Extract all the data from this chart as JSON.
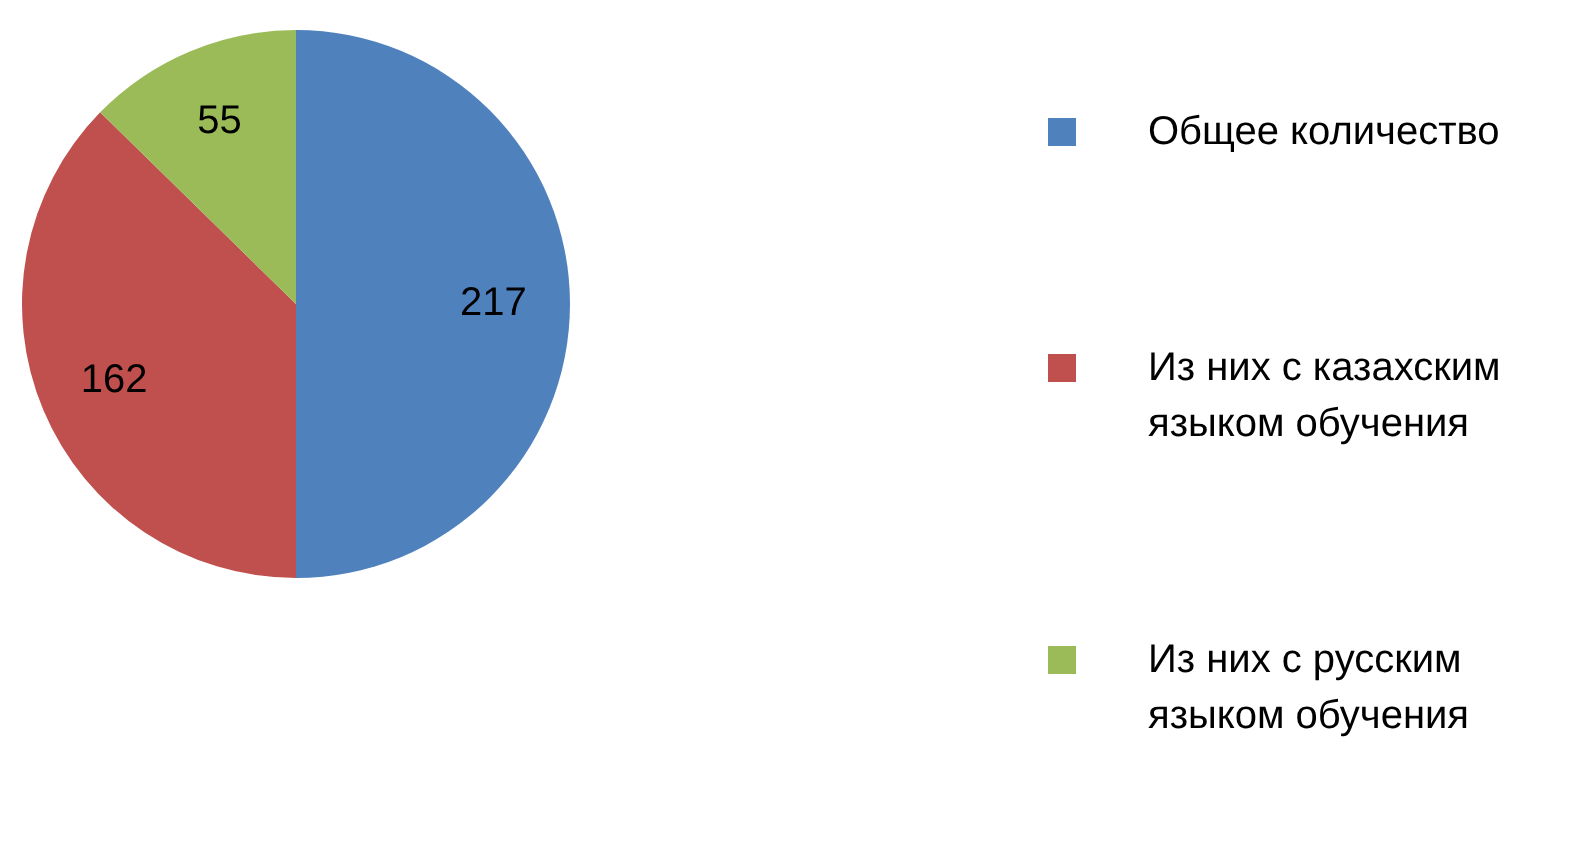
{
  "chart_data": {
    "type": "pie",
    "categories": [
      "Общее количество",
      "Из них с казахским языком обучения",
      "Из них с русским языком обучения"
    ],
    "values": [
      217,
      162,
      55
    ],
    "colors": [
      "#4f81bd",
      "#c0504d",
      "#9bbb59"
    ],
    "data_labels": true,
    "legend": "right"
  }
}
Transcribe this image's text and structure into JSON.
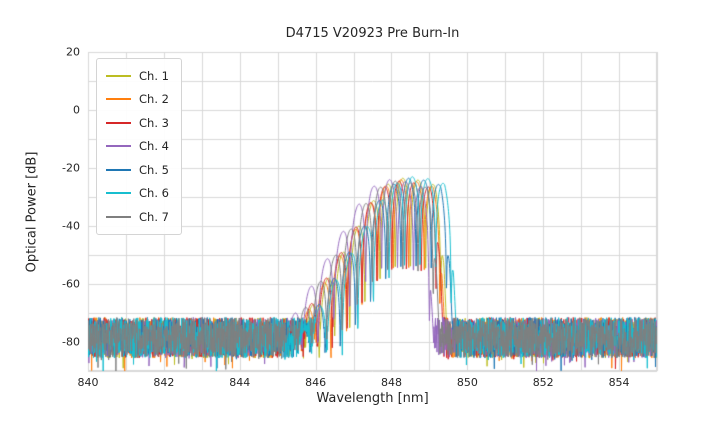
{
  "chart_data": {
    "type": "line",
    "title": "D4715 V20923 Pre Burn-In",
    "xlabel": "Wavelength [nm]",
    "ylabel": "Optical Power [dB]",
    "xlim": [
      840,
      855
    ],
    "ylim": [
      -90,
      20
    ],
    "xticks": [
      840,
      842,
      844,
      846,
      848,
      850,
      852,
      854
    ],
    "yticks": [
      20,
      0,
      -20,
      -40,
      -60,
      -80
    ],
    "grid": true,
    "grid_color": "#d8d8d8",
    "grid_step_x_nm": 1,
    "grid_step_y_db": 10,
    "legend_position": "upper left",
    "noise_floor_db": -78.5,
    "noise_amp_db": 7,
    "notch_depth_db": -30,
    "sample_step_nm": 0.008,
    "envelope_rel_db": [
      [
        -3.2,
        -60
      ],
      [
        -2.8,
        -52
      ],
      [
        -2.4,
        -44
      ],
      [
        -2.0,
        -35
      ],
      [
        -1.6,
        -26
      ],
      [
        -1.2,
        -17
      ],
      [
        -0.8,
        -8
      ],
      [
        -0.5,
        -3
      ],
      [
        -0.2,
        -0.5
      ],
      [
        0,
        0
      ],
      [
        0.3,
        -0.5
      ],
      [
        0.6,
        -1
      ],
      [
        0.85,
        -2.5
      ],
      [
        1.0,
        -8
      ],
      [
        1.08,
        -25
      ],
      [
        1.18,
        -60
      ]
    ],
    "series": [
      {
        "name": "Ch. 1",
        "color": "#bcbd22",
        "center_nm": 848.3,
        "peak_db": -23.5,
        "period_nm": 0.4,
        "seed": 101
      },
      {
        "name": "Ch. 2",
        "color": "#ff7f0e",
        "center_nm": 848.25,
        "peak_db": -24.0,
        "period_nm": 0.41,
        "seed": 202
      },
      {
        "name": "Ch. 3",
        "color": "#d62728",
        "center_nm": 848.2,
        "peak_db": -24.5,
        "period_nm": 0.39,
        "seed": 303
      },
      {
        "name": "Ch. 4",
        "color": "#9467bd",
        "center_nm": 847.95,
        "peak_db": -24.0,
        "period_nm": 0.42,
        "seed": 404
      },
      {
        "name": "Ch. 5",
        "color": "#1f77b4",
        "center_nm": 848.45,
        "peak_db": -23.5,
        "period_nm": 0.4,
        "seed": 505
      },
      {
        "name": "Ch. 6",
        "color": "#17becf",
        "center_nm": 848.55,
        "peak_db": -23.0,
        "period_nm": 0.41,
        "seed": 606
      },
      {
        "name": "Ch. 7",
        "color": "#7f7f7f",
        "center_nm": 848.1,
        "peak_db": -24.5,
        "period_nm": 0.4,
        "seed": 707
      }
    ]
  }
}
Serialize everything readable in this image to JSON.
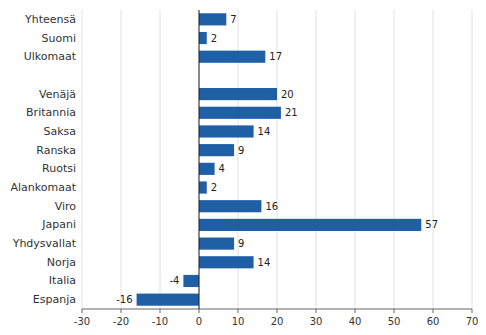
{
  "chart_data": {
    "type": "bar",
    "orientation": "horizontal",
    "categories": [
      "Yhteensä",
      "Suomi",
      "Ulkomaat",
      null,
      "Venäjä",
      "Britannia",
      "Saksa",
      "Ranska",
      "Ruotsi",
      "Alankomaat",
      "Viro",
      "Japani",
      "Yhdysvallat",
      "Norja",
      "Italia",
      "Espanja"
    ],
    "values": [
      7,
      2,
      17,
      null,
      20,
      21,
      14,
      9,
      4,
      2,
      16,
      57,
      9,
      14,
      -4,
      -16
    ],
    "color": "#1F5FA6",
    "xlim": [
      -30,
      70
    ],
    "xticks": [
      -30,
      -20,
      -10,
      0,
      10,
      20,
      30,
      40,
      50,
      60,
      70
    ],
    "grid": true,
    "data_labels": true
  }
}
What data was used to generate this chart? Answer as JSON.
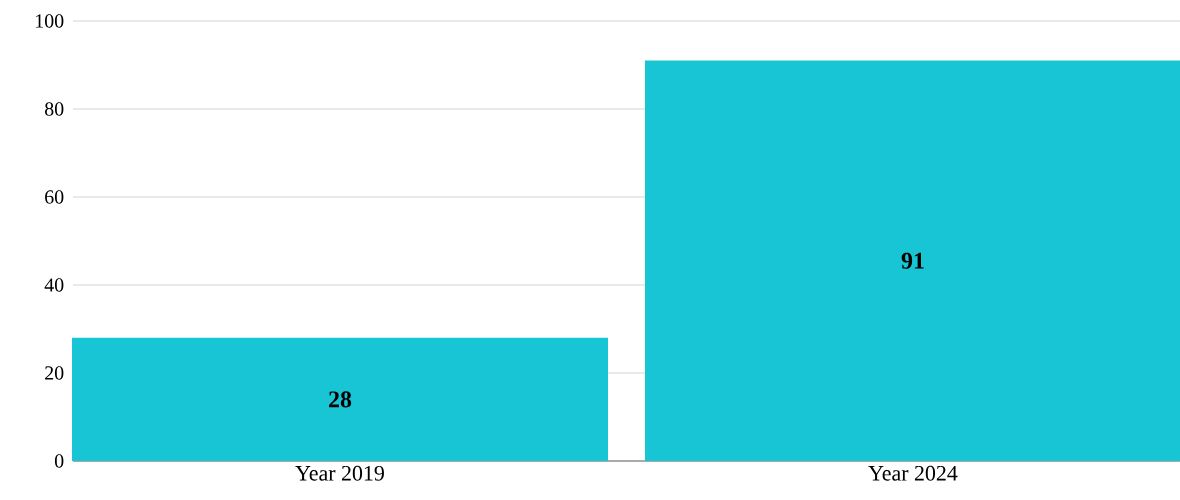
{
  "chart_data": {
    "type": "bar",
    "categories": [
      "Year 2019",
      "Year 2024"
    ],
    "values": [
      28,
      91
    ],
    "color": "#17c5d4",
    "ylim": [
      0,
      100
    ],
    "yticks": [
      0,
      20,
      40,
      60,
      80,
      100
    ],
    "grid": "y",
    "data_labels": true
  }
}
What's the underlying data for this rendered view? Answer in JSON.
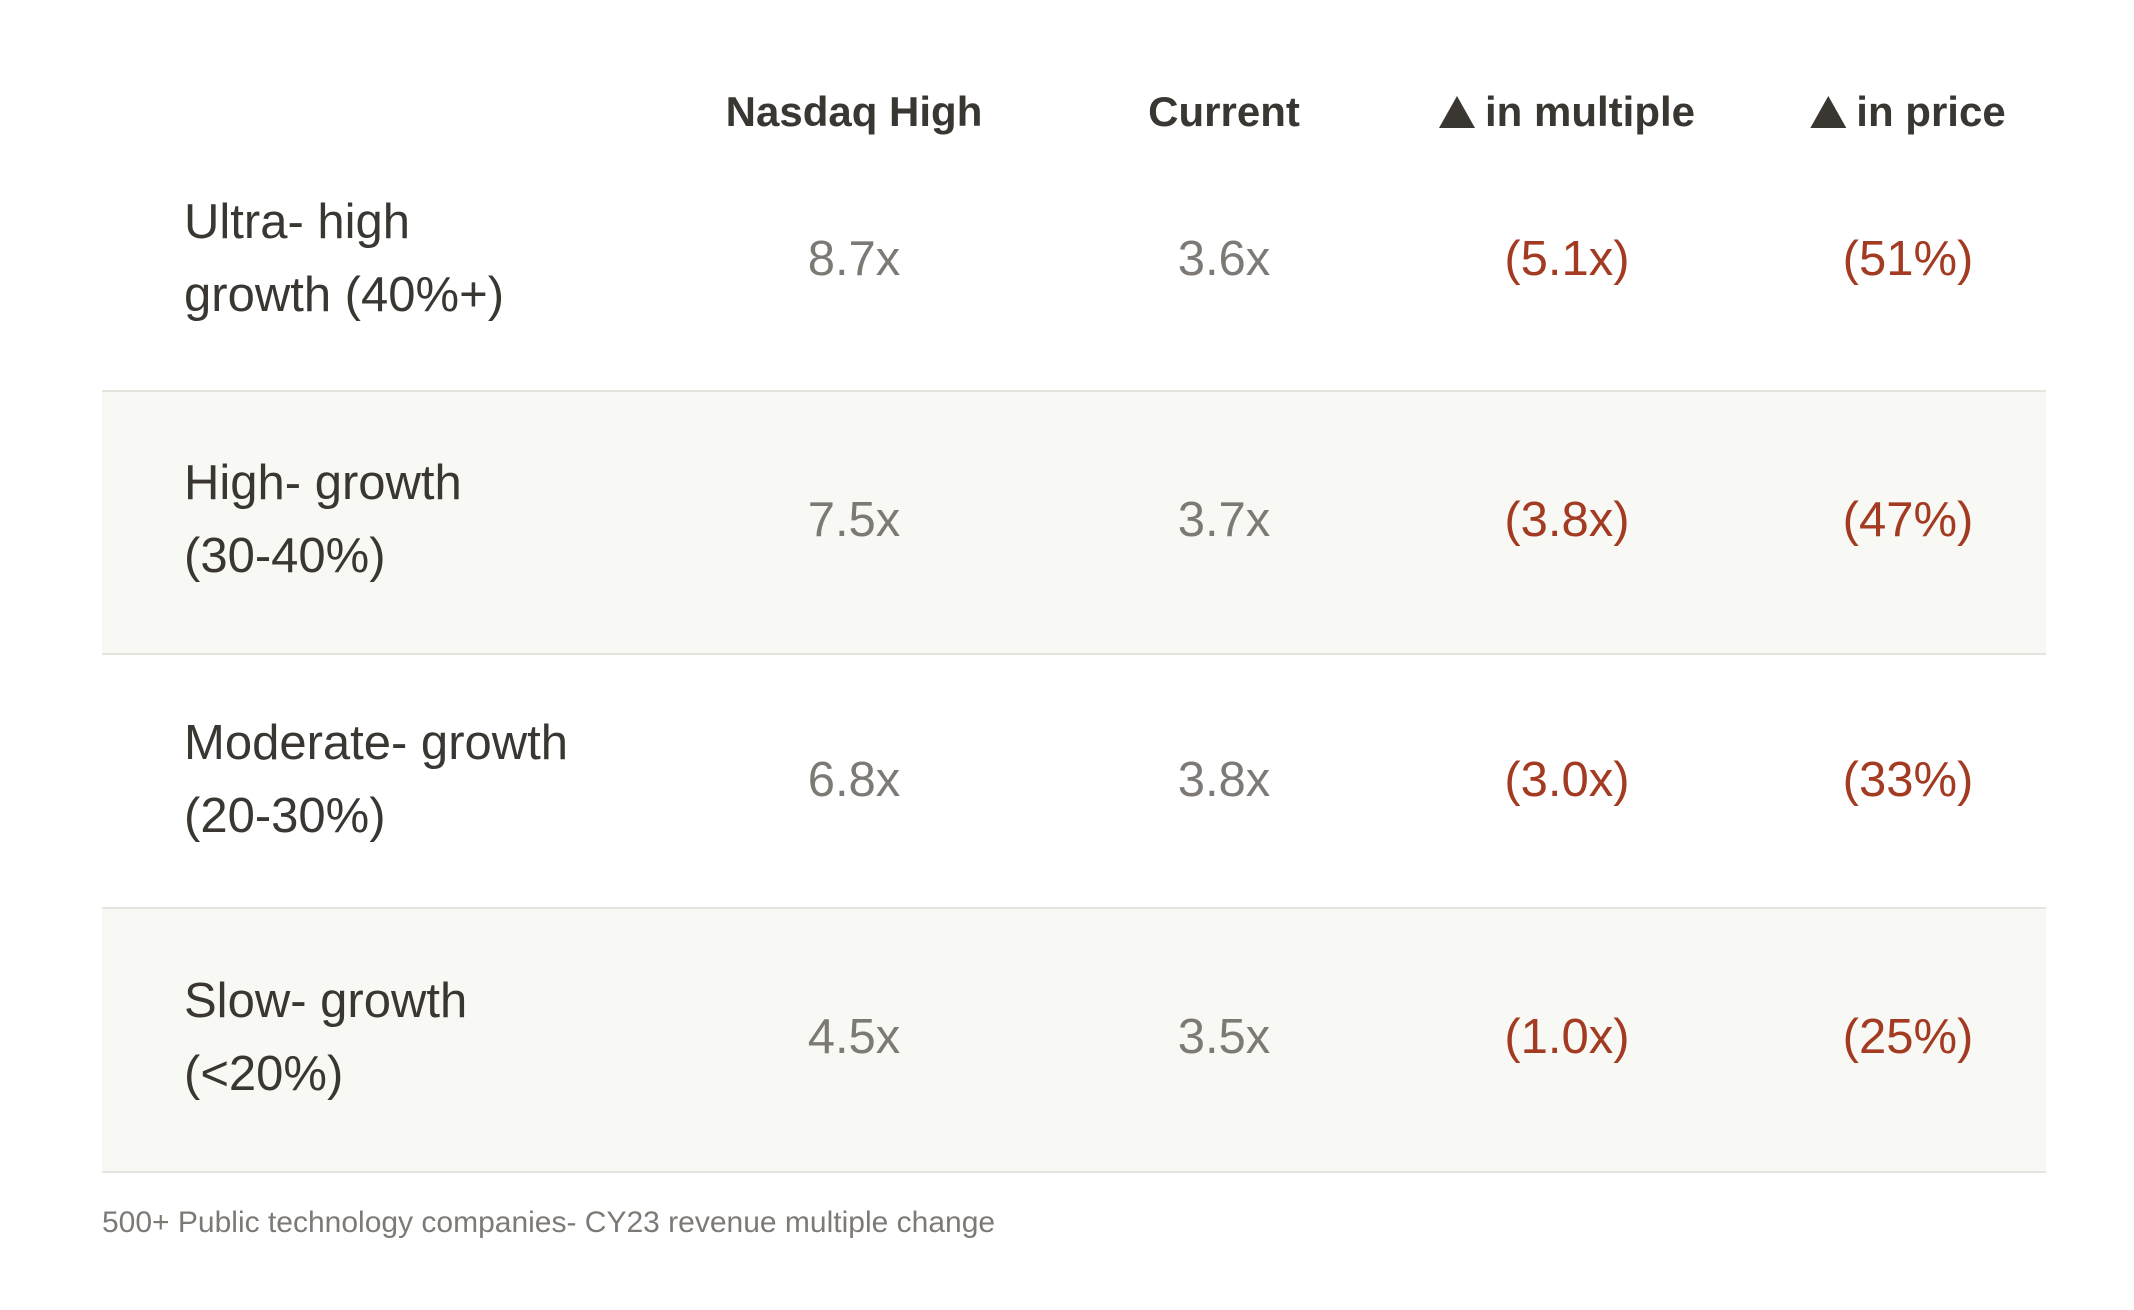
{
  "chart_data": {
    "type": "table",
    "columns": [
      "",
      "Nasdaq High",
      "Current",
      "in multiple",
      "in price"
    ],
    "column_prefix_icon": {
      "in multiple": "triangle-up-icon",
      "in price": "triangle-up-icon"
    },
    "rows": [
      {
        "label_line1": "Ultra- high",
        "label_line2": "growth (40%+)",
        "nasdaq_high": "8.7x",
        "current": "3.6x",
        "delta_multiple": "(5.1x)",
        "delta_price": "(51%)"
      },
      {
        "label_line1": "High- growth",
        "label_line2": "(30-40%)",
        "nasdaq_high": "7.5x",
        "current": "3.7x",
        "delta_multiple": "(3.8x)",
        "delta_price": "(47%)"
      },
      {
        "label_line1": "Moderate- growth",
        "label_line2": "(20-30%)",
        "nasdaq_high": "6.8x",
        "current": "3.8x",
        "delta_multiple": "(3.0x)",
        "delta_price": "(33%)"
      },
      {
        "label_line1": "Slow- growth",
        "label_line2": "(<20%)",
        "nasdaq_high": "4.5x",
        "current": "3.5x",
        "delta_multiple": "(1.0x)",
        "delta_price": "(25%)"
      }
    ],
    "colors": {
      "negative": "#a33a22",
      "value": "#7d7a76",
      "text": "#3a3632",
      "shaded_row": "#f8f8f4"
    }
  },
  "footnote": "500+ Public technology companies- CY23 revenue multiple change"
}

--- What you will do ---
In your copy of the records, include no pictures; repeat everything else exactly.

--- Result ---
Extract all the data from this chart as JSON.
{
  "chart_data": {
    "type": "pie",
    "categories": [
      "Общее количество",
      "Из них с казахским языком обучения",
      "Из них с русским языком обучения"
    ],
    "values": [
      217,
      162,
      55
    ],
    "colors": [
      "#4f81bd",
      "#c0504d",
      "#9bbb59"
    ],
    "data_labels": true,
    "legend": "right"
  }
}
Transcribe this image's text and structure into JSON.
{
  "chart_data": {
    "type": "line",
    "title": "D4715 V20923 Pre Burn-In",
    "xlabel": "Wavelength [nm]",
    "ylabel": "Optical Power [dB]",
    "xlim": [
      840,
      855
    ],
    "ylim": [
      -90,
      20
    ],
    "xticks": [
      840,
      842,
      844,
      846,
      848,
      850,
      852,
      854
    ],
    "yticks": [
      20,
      0,
      -20,
      -40,
      -60,
      -80
    ],
    "grid": true,
    "grid_color": "#d8d8d8",
    "grid_step_x_nm": 1,
    "grid_step_y_db": 10,
    "legend_position": "upper left",
    "noise_floor_db": -78.5,
    "noise_amp_db": 7,
    "notch_depth_db": -30,
    "sample_step_nm": 0.008,
    "envelope_rel_db": [
      [
        -3.2,
        -60
      ],
      [
        -2.8,
        -52
      ],
      [
        -2.4,
        -44
      ],
      [
        -2.0,
        -35
      ],
      [
        -1.6,
        -26
      ],
      [
        -1.2,
        -17
      ],
      [
        -0.8,
        -8
      ],
      [
        -0.5,
        -3
      ],
      [
        -0.2,
        -0.5
      ],
      [
        0,
        0
      ],
      [
        0.3,
        -0.5
      ],
      [
        0.6,
        -1
      ],
      [
        0.85,
        -2.5
      ],
      [
        1.0,
        -8
      ],
      [
        1.08,
        -25
      ],
      [
        1.18,
        -60
      ]
    ],
    "series": [
      {
        "name": "Ch. 1",
        "color": "#bcbd22",
        "center_nm": 848.3,
        "peak_db": -23.5,
        "period_nm": 0.4,
        "seed": 101
      },
      {
        "name": "Ch. 2",
        "color": "#ff7f0e",
        "center_nm": 848.25,
        "peak_db": -24.0,
        "period_nm": 0.41,
        "seed": 202
      },
      {
        "name": "Ch. 3",
        "color": "#d62728",
        "center_nm": 848.2,
        "peak_db": -24.5,
        "period_nm": 0.39,
        "seed": 303
      },
      {
        "name": "Ch. 4",
        "color": "#9467bd",
        "center_nm": 847.95,
        "peak_db": -24.0,
        "period_nm": 0.42,
        "seed": 404
      },
      {
        "name": "Ch. 5",
        "color": "#1f77b4",
        "center_nm": 848.45,
        "peak_db": -23.5,
        "period_nm": 0.4,
        "seed": 505
      },
      {
        "name": "Ch. 6",
        "color": "#17becf",
        "center_nm": 848.55,
        "peak_db": -23.0,
        "period_nm": 0.41,
        "seed": 606
      },
      {
        "name": "Ch. 7",
        "color": "#7f7f7f",
        "center_nm": 848.1,
        "peak_db": -24.5,
        "period_nm": 0.4,
        "seed": 707
      }
    ]
  }
}
Serialize everything readable in this image to JSON.
{
  "chart_data": {
    "type": "bar",
    "orientation": "horizontal",
    "categories": [
      "Yhteensä",
      "Suomi",
      "Ulkomaat",
      null,
      "Venäjä",
      "Britannia",
      "Saksa",
      "Ranska",
      "Ruotsi",
      "Alankomaat",
      "Viro",
      "Japani",
      "Yhdysvallat",
      "Norja",
      "Italia",
      "Espanja"
    ],
    "values": [
      7,
      2,
      17,
      null,
      20,
      21,
      14,
      9,
      4,
      2,
      16,
      57,
      9,
      14,
      -4,
      -16
    ],
    "color": "#1F5FA6",
    "xlim": [
      -30,
      70
    ],
    "xticks": [
      -30,
      -20,
      -10,
      0,
      10,
      20,
      30,
      40,
      50,
      60,
      70
    ],
    "grid": true,
    "data_labels": true
  }
}
What data was used to generate this chart? Answer as JSON.
{
  "chart_data": {
    "type": "bar",
    "categories": [
      "Year 2019",
      "Year 2024"
    ],
    "values": [
      28,
      91
    ],
    "color": "#17c5d4",
    "ylim": [
      0,
      100
    ],
    "yticks": [
      0,
      20,
      40,
      60,
      80,
      100
    ],
    "grid": "y",
    "data_labels": true
  }
}
What's the underlying data for this rendered view? Answer in JSON.
{
  "chart_data": {
    "type": "table",
    "columns": [
      "",
      "Nasdaq High",
      "Current",
      "in multiple",
      "in price"
    ],
    "column_prefix_icon": {
      "in multiple": "triangle-up-icon",
      "in price": "triangle-up-icon"
    },
    "rows": [
      {
        "label_line1": "Ultra- high",
        "label_line2": "growth (40%+)",
        "nasdaq_high": "8.7x",
        "current": "3.6x",
        "delta_multiple": "(5.1x)",
        "delta_price": "(51%)"
      },
      {
        "label_line1": "High- growth",
        "label_line2": "(30-40%)",
        "nasdaq_high": "7.5x",
        "current": "3.7x",
        "delta_multiple": "(3.8x)",
        "delta_price": "(47%)"
      },
      {
        "label_line1": "Moderate- growth",
        "label_line2": "(20-30%)",
        "nasdaq_high": "6.8x",
        "current": "3.8x",
        "delta_multiple": "(3.0x)",
        "delta_price": "(33%)"
      },
      {
        "label_line1": "Slow- growth",
        "label_line2": "(<20%)",
        "nasdaq_high": "4.5x",
        "current": "3.5x",
        "delta_multiple": "(1.0x)",
        "delta_price": "(25%)"
      }
    ],
    "colors": {
      "negative": "#a33a22",
      "value": "#7d7a76",
      "text": "#3a3632",
      "shaded_row": "#f8f8f4"
    }
  },
  "footnote": "500+ Public technology companies- CY23 revenue multiple change"
}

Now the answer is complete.